(Stored records)
◆ ◆ ◆ ◆ ◆

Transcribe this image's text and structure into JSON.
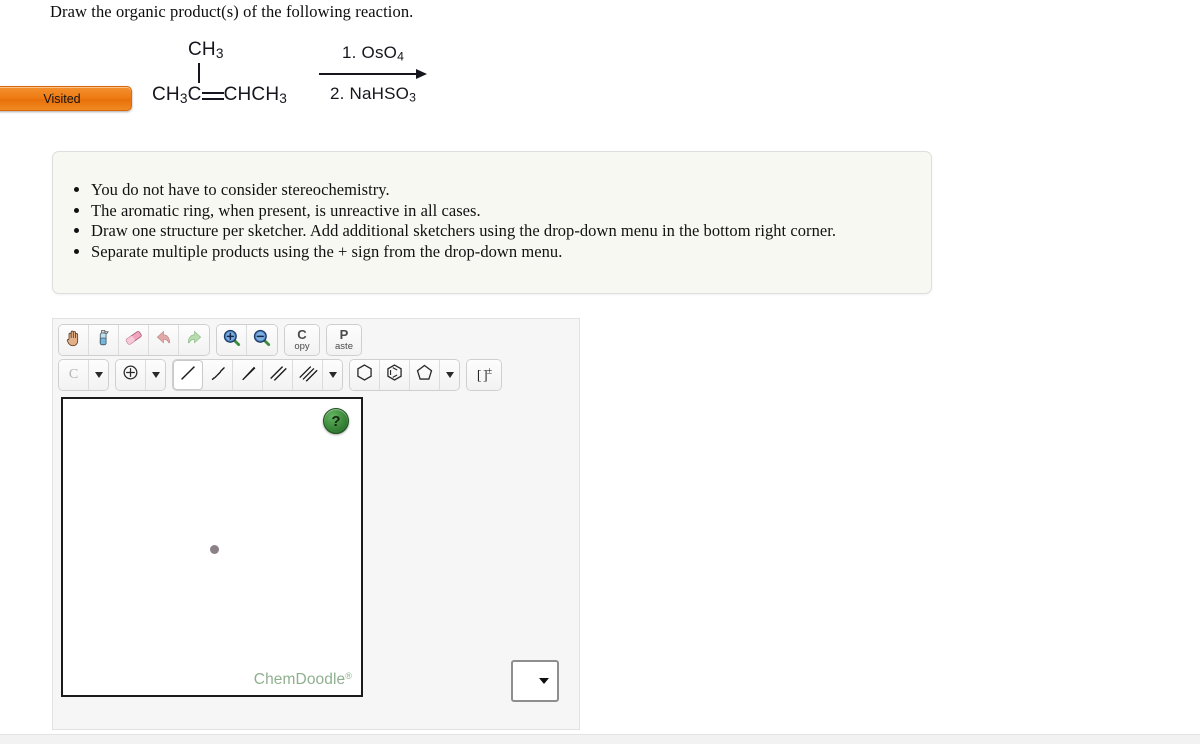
{
  "prompt": {
    "text": "Draw the organic product(s) of the following reaction."
  },
  "badge": {
    "label": "Visited",
    "color": "#ef7d16"
  },
  "reaction": {
    "substrate_branch": "CH3",
    "substrate_left": "CH3C",
    "substrate_right": "CHCH3",
    "substrate_formula": "CH3C=CHCH3 with CH3 branch (2-methyl-2-butene)",
    "reagent_top": "1. OsO4",
    "reagent_bottom": "2. NaHSO3",
    "arrow": "right-arrow"
  },
  "instructions": {
    "items": [
      "You do not have to consider stereochemistry.",
      "The aromatic ring, when present, is unreactive in all cases.",
      "Draw one structure per sketcher. Add additional sketchers using the drop-down menu in the bottom right corner.",
      "Separate multiple products using the + sign from the drop-down menu."
    ]
  },
  "sketcher": {
    "toolbar_row1": [
      {
        "name": "pan-hand-tool",
        "icon": "hand-icon",
        "label": ""
      },
      {
        "name": "clear-tool",
        "icon": "spray-bottle-icon",
        "label": ""
      },
      {
        "name": "eraser-tool",
        "icon": "eraser-icon",
        "label": ""
      },
      {
        "name": "undo-button",
        "icon": "undo-arrow-icon",
        "label": ""
      },
      {
        "name": "redo-button",
        "icon": "redo-arrow-icon",
        "label": ""
      },
      {
        "name": "zoom-in-button",
        "icon": "magnifier-plus-icon",
        "label": ""
      },
      {
        "name": "zoom-out-button",
        "icon": "magnifier-minus-icon",
        "label": ""
      },
      {
        "name": "copy-button",
        "icon": "copy-icon",
        "label_big": "C",
        "label_small": "opy"
      },
      {
        "name": "paste-button",
        "icon": "paste-icon",
        "label_big": "P",
        "label_small": "aste"
      }
    ],
    "toolbar_row2": {
      "atom_label": "C",
      "atom_dropdown": "chevron-down-icon",
      "charge_tool": "plus-circle-icon",
      "charge_dropdown": "chevron-down-icon",
      "bond_tools": [
        {
          "name": "single-bond-tool",
          "icon": "single-bond-icon",
          "selected": true
        },
        {
          "name": "hashed-wedge-bond-tool",
          "icon": "hashed-wedge-icon",
          "selected": false
        },
        {
          "name": "solid-wedge-bond-tool",
          "icon": "solid-wedge-icon",
          "selected": false
        },
        {
          "name": "double-bond-tool",
          "icon": "double-bond-icon",
          "selected": false
        },
        {
          "name": "triple-bond-tool",
          "icon": "triple-bond-icon",
          "selected": false
        }
      ],
      "bond_dropdown": "chevron-down-icon",
      "ring_tools": [
        {
          "name": "cyclohexane-ring-tool",
          "icon": "hexagon-icon"
        },
        {
          "name": "benzene-ring-tool",
          "icon": "benzene-icon"
        },
        {
          "name": "cyclopentane-ring-tool",
          "icon": "pentagon-icon"
        }
      ],
      "ring_dropdown": "chevron-down-icon",
      "bracket_tool_label": "[ ]",
      "bracket_tool_sup": "±"
    },
    "canvas": {
      "help_label": "?",
      "watermark": "ChemDoodle",
      "watermark_sup": "®",
      "watermark_color": "#8fb08f",
      "content": ""
    },
    "add_select": {
      "value": "",
      "icon": "chevron-down-icon"
    }
  }
}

◆ ◆ ◆ ◆ ◆

**REQUIRED TASK:**
Find and copy every line in the entries above where the string "double" occurs.

**EXERCISE OUTPUT:**
          "name": "double-bond-tool",
          "icon": "double-bond-icon",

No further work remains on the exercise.